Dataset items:
## Start

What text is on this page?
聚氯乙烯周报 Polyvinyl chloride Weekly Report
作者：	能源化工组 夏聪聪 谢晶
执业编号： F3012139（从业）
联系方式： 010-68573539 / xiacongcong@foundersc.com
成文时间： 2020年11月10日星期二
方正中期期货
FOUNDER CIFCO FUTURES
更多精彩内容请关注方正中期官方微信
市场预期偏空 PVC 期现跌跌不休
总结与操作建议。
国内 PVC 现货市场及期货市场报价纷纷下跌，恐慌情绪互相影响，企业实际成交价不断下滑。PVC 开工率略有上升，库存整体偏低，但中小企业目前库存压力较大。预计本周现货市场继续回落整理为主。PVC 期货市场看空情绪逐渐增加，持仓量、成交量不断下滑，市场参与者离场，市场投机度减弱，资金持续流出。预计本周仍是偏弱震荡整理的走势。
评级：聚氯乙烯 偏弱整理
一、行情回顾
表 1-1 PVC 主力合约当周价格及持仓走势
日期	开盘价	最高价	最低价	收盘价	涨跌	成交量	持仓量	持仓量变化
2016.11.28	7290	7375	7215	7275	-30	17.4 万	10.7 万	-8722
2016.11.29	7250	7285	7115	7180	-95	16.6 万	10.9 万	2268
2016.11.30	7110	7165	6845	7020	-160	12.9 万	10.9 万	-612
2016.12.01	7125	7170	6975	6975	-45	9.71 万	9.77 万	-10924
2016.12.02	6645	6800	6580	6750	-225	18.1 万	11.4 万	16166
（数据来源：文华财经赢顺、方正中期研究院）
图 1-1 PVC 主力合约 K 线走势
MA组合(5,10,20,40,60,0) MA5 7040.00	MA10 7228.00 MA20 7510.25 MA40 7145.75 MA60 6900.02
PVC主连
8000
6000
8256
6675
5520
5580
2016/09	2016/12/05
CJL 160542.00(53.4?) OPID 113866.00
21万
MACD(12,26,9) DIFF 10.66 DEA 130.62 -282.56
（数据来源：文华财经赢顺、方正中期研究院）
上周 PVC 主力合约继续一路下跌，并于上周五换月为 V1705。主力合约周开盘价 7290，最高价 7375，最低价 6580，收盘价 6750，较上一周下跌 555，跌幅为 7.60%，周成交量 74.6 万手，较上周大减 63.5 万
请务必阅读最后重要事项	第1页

## End

The problem »
Return every record, word for word.

Solution to the problem »
What text is on this page?
聚氯乙烯周报 Polyvinyl chloride Weekly Report
作者：	能源化工组 夏聪聪 谢晶
执业编号： F3012139（从业）
联系方式： 010-68573539 / xiacongcong@foundersc.com
成文时间： 2020年11月10日星期二
方正中期期货
FOUNDER CIFCO FUTURES
更多精彩内容请关注方正中期官方微信
市场预期偏空 PVC 期现跌跌不休
总结与操作建议。
国内 PVC 现货市场及期货市场报价纷纷下跌，恐慌情绪互相影响，企业实际成交价不断下滑。PVC 开工率略有上升，库存整体偏低，但中小企业目前库存压力较大。预计本周现货市场继续回落整理为主。PVC 期货市场看空情绪逐渐增加，持仓量、成交量不断下滑，市场参与者离场，市场投机度减弱，资金持续流出。预计本周仍是偏弱震荡整理的走势。
评级：聚氯乙烯 偏弱整理
一、行情回顾
表 1-1 PVC 主力合约当周价格及持仓走势
日期	开盘价	最高价	最低价	收盘价	涨跌	成交量	持仓量	持仓量变化
2016.11.28	7290	7375	7215	7275	-30	17.4 万	10.7 万	-8722
2016.11.29	7250	7285	7115	7180	-95	16.6 万	10.9 万	2268
2016.11.30	7110	7165	6845	7020	-160	12.9 万	10.9 万	-612
2016.12.01	7125	7170	6975	6975	-45	9.71 万	9.77 万	-10924
2016.12.02	6645	6800	6580	6750	-225	18.1 万	11.4 万	16166
（数据来源：文华财经赢顺、方正中期研究院）
图 1-1 PVC 主力合约 K 线走势
MA组合(5,10,20,40,60,0) MA5 7040.00	MA10 7228.00 MA20 7510.25 MA40 7145.75 MA60 6900.02
PVC主连
8000
6000
8256
6675
5520
5580
2016/09	2016/12/05
CJL 160542.00(53.4?) OPID 113866.00
21万
MACD(12,26,9) DIFF 10.66 DEA 130.62 -282.56
（数据来源：文华财经赢顺、方正中期研究院）
上周 PVC 主力合约继续一路下跌，并于上周五换月为 V1705。主力合约周开盘价 7290，最高价 7375，最低价 6580，收盘价 6750，较上一周下跌 555，跌幅为 7.60%，周成交量 74.6 万手，较上周大减 63.5 万
请务必阅读最后重要事项	第1页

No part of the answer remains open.